Chart and figure data
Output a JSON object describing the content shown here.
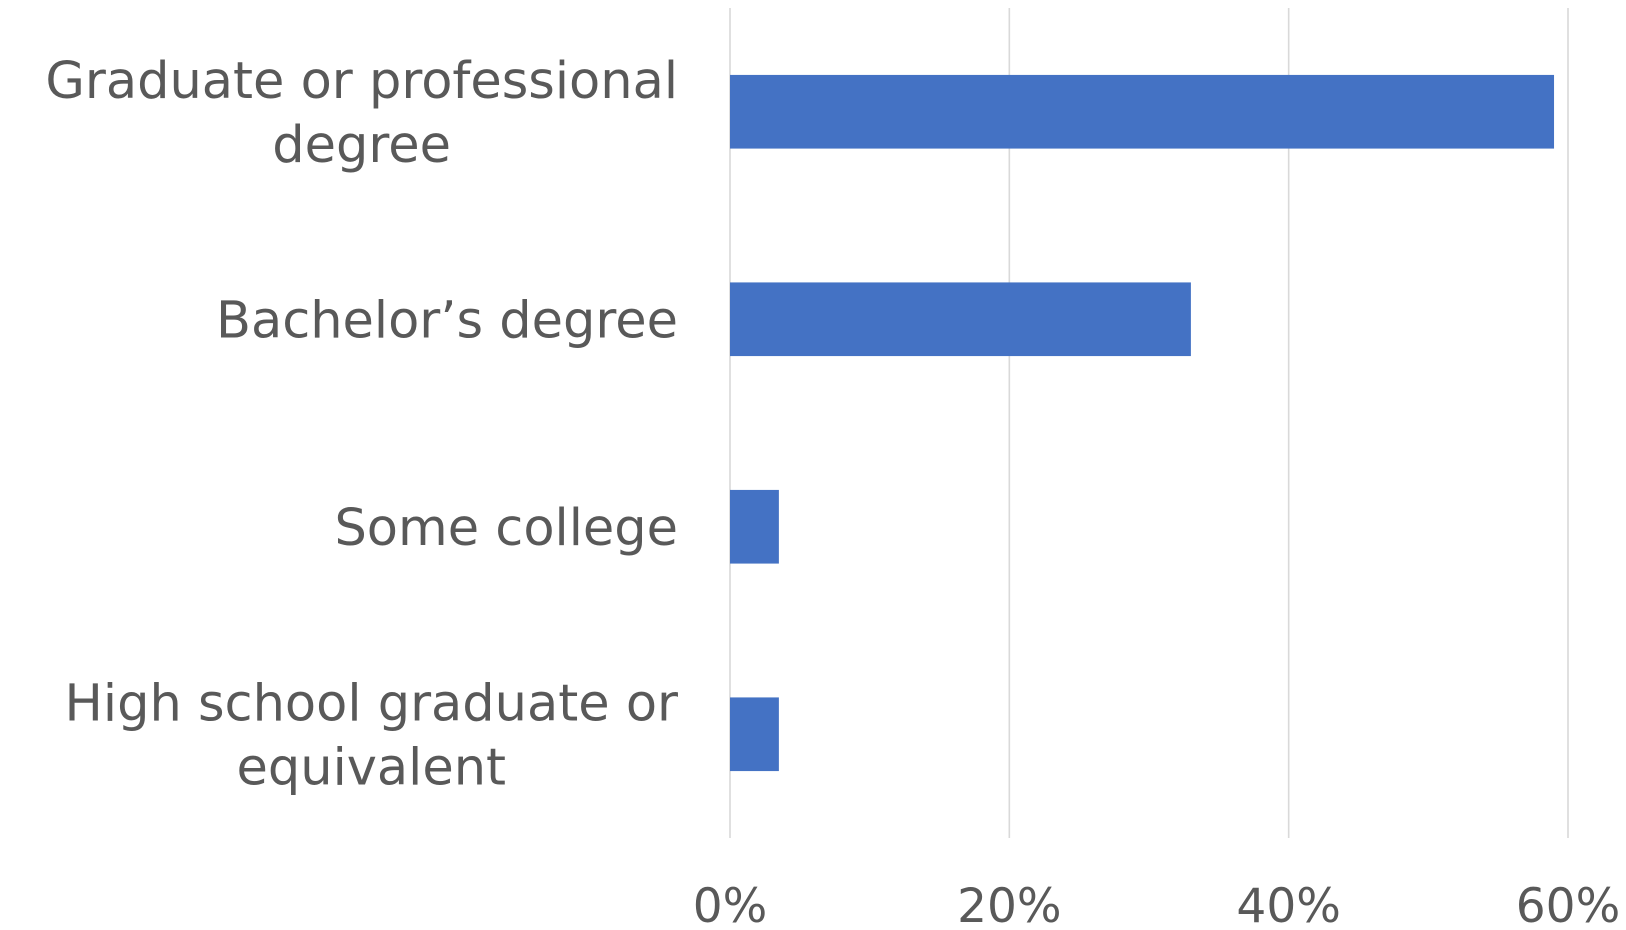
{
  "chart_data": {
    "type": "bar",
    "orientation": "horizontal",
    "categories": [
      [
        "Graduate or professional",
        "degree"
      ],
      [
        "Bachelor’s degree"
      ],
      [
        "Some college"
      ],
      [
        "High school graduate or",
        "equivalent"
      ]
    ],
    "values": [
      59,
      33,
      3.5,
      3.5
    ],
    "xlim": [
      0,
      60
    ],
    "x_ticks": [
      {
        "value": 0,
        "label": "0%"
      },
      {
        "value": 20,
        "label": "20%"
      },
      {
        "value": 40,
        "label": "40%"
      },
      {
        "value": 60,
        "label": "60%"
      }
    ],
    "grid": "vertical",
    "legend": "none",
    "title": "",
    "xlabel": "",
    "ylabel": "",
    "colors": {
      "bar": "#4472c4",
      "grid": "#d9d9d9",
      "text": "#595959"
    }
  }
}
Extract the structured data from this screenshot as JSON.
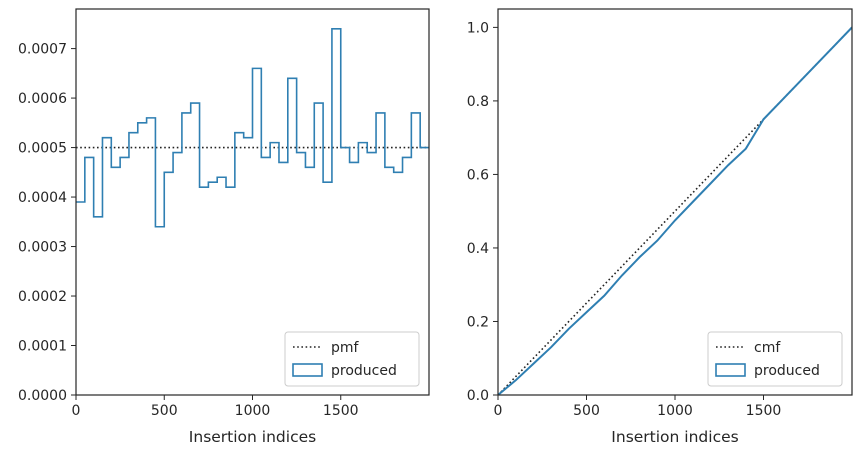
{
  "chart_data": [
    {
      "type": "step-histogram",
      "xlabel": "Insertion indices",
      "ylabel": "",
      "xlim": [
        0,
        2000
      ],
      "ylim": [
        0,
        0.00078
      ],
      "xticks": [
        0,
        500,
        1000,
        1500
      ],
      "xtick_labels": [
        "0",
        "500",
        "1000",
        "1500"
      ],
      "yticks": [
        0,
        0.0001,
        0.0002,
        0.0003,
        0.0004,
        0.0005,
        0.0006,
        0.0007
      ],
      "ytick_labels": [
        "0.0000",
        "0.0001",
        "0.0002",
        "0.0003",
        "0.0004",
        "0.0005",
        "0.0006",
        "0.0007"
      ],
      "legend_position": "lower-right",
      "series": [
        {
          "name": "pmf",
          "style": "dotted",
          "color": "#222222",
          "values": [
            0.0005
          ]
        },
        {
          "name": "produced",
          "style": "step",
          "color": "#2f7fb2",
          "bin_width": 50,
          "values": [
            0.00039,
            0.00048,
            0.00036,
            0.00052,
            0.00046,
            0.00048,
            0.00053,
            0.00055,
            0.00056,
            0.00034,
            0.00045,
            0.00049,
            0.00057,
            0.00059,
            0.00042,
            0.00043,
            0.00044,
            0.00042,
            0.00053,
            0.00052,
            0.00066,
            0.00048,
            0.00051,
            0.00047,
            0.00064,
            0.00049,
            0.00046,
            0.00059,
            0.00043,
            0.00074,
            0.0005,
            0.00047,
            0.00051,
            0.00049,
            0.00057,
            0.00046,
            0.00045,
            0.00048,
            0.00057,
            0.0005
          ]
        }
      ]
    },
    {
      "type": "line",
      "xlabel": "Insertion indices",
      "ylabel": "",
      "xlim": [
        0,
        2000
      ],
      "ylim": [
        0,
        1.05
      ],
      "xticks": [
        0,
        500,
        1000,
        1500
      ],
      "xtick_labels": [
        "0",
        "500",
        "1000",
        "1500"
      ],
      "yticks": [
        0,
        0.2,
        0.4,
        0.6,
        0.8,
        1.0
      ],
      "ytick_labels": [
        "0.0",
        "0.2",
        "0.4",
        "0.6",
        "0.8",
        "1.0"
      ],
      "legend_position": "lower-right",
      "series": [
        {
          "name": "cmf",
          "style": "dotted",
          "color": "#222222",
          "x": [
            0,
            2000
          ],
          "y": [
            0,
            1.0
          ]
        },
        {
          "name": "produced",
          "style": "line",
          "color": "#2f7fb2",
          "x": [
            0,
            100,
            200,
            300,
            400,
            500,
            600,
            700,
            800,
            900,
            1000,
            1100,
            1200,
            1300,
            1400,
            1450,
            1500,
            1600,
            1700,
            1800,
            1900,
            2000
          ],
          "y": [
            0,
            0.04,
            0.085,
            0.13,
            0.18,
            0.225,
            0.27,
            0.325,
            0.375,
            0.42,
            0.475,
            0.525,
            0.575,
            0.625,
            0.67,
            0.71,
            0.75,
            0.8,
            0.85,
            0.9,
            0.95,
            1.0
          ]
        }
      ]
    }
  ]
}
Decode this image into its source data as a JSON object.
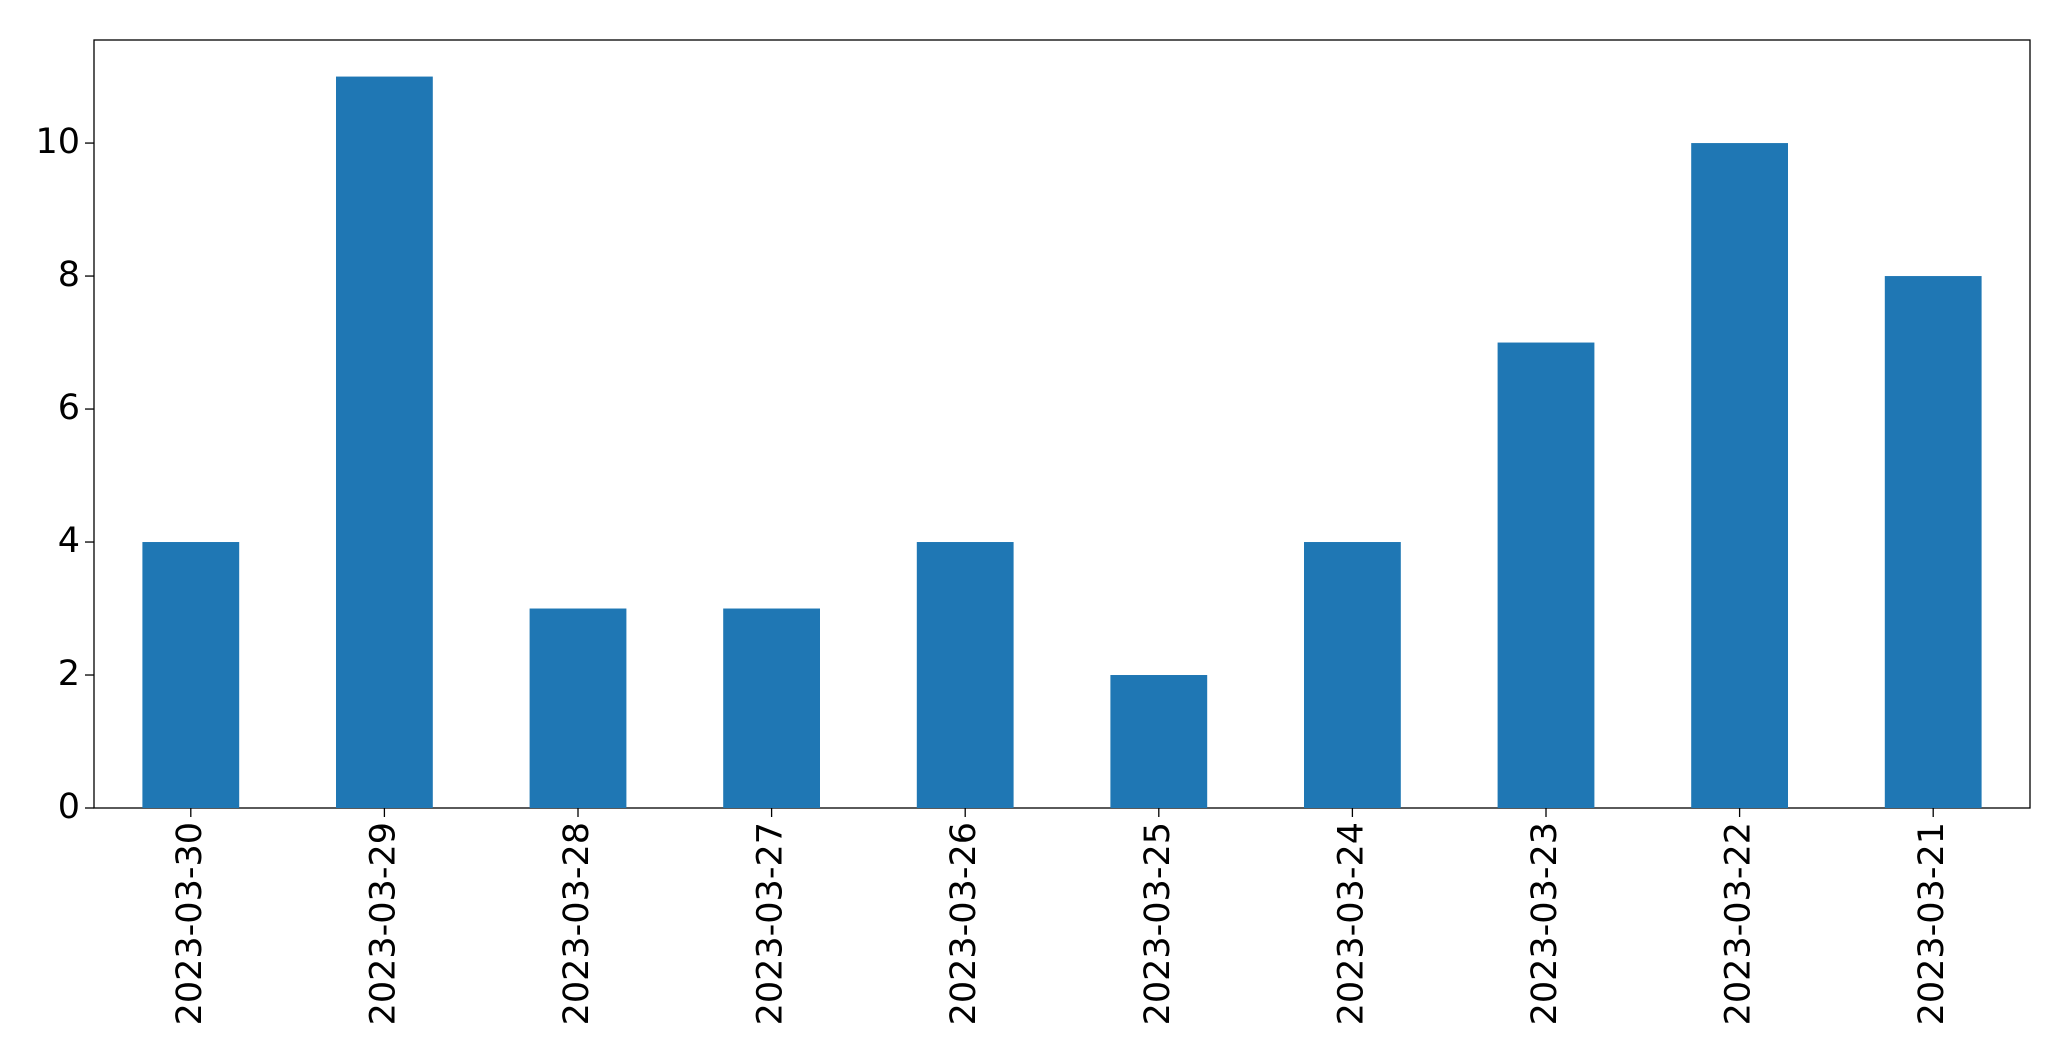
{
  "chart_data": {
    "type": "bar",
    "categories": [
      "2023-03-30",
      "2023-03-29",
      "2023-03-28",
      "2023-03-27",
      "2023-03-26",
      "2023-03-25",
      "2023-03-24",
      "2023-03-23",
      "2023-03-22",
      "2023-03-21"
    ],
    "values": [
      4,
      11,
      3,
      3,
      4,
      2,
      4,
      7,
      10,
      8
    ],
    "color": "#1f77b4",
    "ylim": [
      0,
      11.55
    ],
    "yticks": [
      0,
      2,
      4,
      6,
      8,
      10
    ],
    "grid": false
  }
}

Your instructions: Copy the data exactly. Any picture it contains is to be omitted.

Solution below:
Output a JSON object describing the content shown here.
{
  "chart_data": {
    "type": "bar",
    "orientation": "horizontal",
    "categories": [
      [
        "Graduate or professional",
        "degree"
      ],
      [
        "Bachelor’s degree"
      ],
      [
        "Some college"
      ],
      [
        "High school graduate or",
        "equivalent"
      ]
    ],
    "values": [
      59,
      33,
      3.5,
      3.5
    ],
    "xlim": [
      0,
      60
    ],
    "x_ticks": [
      {
        "value": 0,
        "label": "0%"
      },
      {
        "value": 20,
        "label": "20%"
      },
      {
        "value": 40,
        "label": "40%"
      },
      {
        "value": 60,
        "label": "60%"
      }
    ],
    "grid": "vertical",
    "legend": "none",
    "title": "",
    "xlabel": "",
    "ylabel": "",
    "colors": {
      "bar": "#4472c4",
      "grid": "#d9d9d9",
      "text": "#595959"
    }
  }
}
Extract the structured data from this screenshot as JSON.
{
  "chart_data": [
    {
      "type": "step-histogram",
      "xlabel": "Insertion indices",
      "ylabel": "",
      "xlim": [
        0,
        2000
      ],
      "ylim": [
        0,
        0.00078
      ],
      "xticks": [
        0,
        500,
        1000,
        1500
      ],
      "xtick_labels": [
        "0",
        "500",
        "1000",
        "1500"
      ],
      "yticks": [
        0,
        0.0001,
        0.0002,
        0.0003,
        0.0004,
        0.0005,
        0.0006,
        0.0007
      ],
      "ytick_labels": [
        "0.0000",
        "0.0001",
        "0.0002",
        "0.0003",
        "0.0004",
        "0.0005",
        "0.0006",
        "0.0007"
      ],
      "legend_position": "lower-right",
      "series": [
        {
          "name": "pmf",
          "style": "dotted",
          "color": "#222222",
          "values": [
            0.0005
          ]
        },
        {
          "name": "produced",
          "style": "step",
          "color": "#2f7fb2",
          "bin_width": 50,
          "values": [
            0.00039,
            0.00048,
            0.00036,
            0.00052,
            0.00046,
            0.00048,
            0.00053,
            0.00055,
            0.00056,
            0.00034,
            0.00045,
            0.00049,
            0.00057,
            0.00059,
            0.00042,
            0.00043,
            0.00044,
            0.00042,
            0.00053,
            0.00052,
            0.00066,
            0.00048,
            0.00051,
            0.00047,
            0.00064,
            0.00049,
            0.00046,
            0.00059,
            0.00043,
            0.00074,
            0.0005,
            0.00047,
            0.00051,
            0.00049,
            0.00057,
            0.00046,
            0.00045,
            0.00048,
            0.00057,
            0.0005
          ]
        }
      ]
    },
    {
      "type": "line",
      "xlabel": "Insertion indices",
      "ylabel": "",
      "xlim": [
        0,
        2000
      ],
      "ylim": [
        0,
        1.05
      ],
      "xticks": [
        0,
        500,
        1000,
        1500
      ],
      "xtick_labels": [
        "0",
        "500",
        "1000",
        "1500"
      ],
      "yticks": [
        0,
        0.2,
        0.4,
        0.6,
        0.8,
        1.0
      ],
      "ytick_labels": [
        "0.0",
        "0.2",
        "0.4",
        "0.6",
        "0.8",
        "1.0"
      ],
      "legend_position": "lower-right",
      "series": [
        {
          "name": "cmf",
          "style": "dotted",
          "color": "#222222",
          "x": [
            0,
            2000
          ],
          "y": [
            0,
            1.0
          ]
        },
        {
          "name": "produced",
          "style": "line",
          "color": "#2f7fb2",
          "x": [
            0,
            100,
            200,
            300,
            400,
            500,
            600,
            700,
            800,
            900,
            1000,
            1100,
            1200,
            1300,
            1400,
            1450,
            1500,
            1600,
            1700,
            1800,
            1900,
            2000
          ],
          "y": [
            0,
            0.04,
            0.085,
            0.13,
            0.18,
            0.225,
            0.27,
            0.325,
            0.375,
            0.42,
            0.475,
            0.525,
            0.575,
            0.625,
            0.67,
            0.71,
            0.75,
            0.8,
            0.85,
            0.9,
            0.95,
            1.0
          ]
        }
      ]
    }
  ]
}
Decode this image into its source data as a JSON object.
{
  "chart_data": {
    "type": "bar",
    "categories": [
      "2023-03-30",
      "2023-03-29",
      "2023-03-28",
      "2023-03-27",
      "2023-03-26",
      "2023-03-25",
      "2023-03-24",
      "2023-03-23",
      "2023-03-22",
      "2023-03-21"
    ],
    "values": [
      4,
      11,
      3,
      3,
      4,
      2,
      4,
      7,
      10,
      8
    ],
    "color": "#1f77b4",
    "ylim": [
      0,
      11.55
    ],
    "yticks": [
      0,
      2,
      4,
      6,
      8,
      10
    ],
    "grid": false
  }
}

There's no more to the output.